[Directions for this task]:
Among the lines of this listing, determine how many contain the string "spend". Answer with the number only.
>> Start Data listing
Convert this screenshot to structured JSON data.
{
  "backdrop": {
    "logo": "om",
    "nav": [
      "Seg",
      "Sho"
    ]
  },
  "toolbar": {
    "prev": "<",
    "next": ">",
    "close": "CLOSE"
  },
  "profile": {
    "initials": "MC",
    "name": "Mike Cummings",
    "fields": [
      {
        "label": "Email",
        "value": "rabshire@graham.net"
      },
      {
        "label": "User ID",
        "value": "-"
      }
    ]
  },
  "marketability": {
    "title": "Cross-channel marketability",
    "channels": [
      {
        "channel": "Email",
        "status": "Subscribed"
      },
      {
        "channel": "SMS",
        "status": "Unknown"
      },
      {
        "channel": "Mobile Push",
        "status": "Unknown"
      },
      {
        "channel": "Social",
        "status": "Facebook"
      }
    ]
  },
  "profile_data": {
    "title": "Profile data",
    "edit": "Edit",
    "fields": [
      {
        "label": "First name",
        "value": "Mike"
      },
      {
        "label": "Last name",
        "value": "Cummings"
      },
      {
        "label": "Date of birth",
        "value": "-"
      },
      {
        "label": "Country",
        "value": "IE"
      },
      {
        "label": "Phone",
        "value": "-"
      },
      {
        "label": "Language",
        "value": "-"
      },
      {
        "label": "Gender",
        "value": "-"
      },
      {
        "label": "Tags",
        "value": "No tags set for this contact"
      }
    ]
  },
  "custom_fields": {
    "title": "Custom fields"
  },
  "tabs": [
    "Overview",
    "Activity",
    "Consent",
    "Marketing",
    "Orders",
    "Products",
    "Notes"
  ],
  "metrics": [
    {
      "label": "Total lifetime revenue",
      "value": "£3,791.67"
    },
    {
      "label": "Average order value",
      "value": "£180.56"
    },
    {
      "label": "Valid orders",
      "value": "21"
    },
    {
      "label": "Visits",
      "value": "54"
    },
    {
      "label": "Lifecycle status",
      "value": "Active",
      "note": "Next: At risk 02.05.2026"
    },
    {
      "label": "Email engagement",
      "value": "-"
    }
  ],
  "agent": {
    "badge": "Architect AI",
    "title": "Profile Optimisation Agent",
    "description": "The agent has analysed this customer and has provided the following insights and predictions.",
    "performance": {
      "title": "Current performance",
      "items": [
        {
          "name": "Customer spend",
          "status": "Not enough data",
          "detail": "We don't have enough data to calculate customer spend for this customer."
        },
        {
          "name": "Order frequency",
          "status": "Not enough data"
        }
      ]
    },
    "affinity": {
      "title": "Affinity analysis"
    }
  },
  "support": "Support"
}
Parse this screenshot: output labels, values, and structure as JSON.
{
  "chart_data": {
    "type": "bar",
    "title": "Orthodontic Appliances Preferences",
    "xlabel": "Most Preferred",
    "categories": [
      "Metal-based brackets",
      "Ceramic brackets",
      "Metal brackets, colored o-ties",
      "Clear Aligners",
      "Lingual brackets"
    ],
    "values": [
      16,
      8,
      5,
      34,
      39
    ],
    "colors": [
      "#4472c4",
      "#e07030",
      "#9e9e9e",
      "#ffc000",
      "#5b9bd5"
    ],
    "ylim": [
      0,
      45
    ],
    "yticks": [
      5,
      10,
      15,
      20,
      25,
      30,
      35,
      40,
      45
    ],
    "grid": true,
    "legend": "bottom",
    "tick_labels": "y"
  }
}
>> End Data listing
[Result below]:
2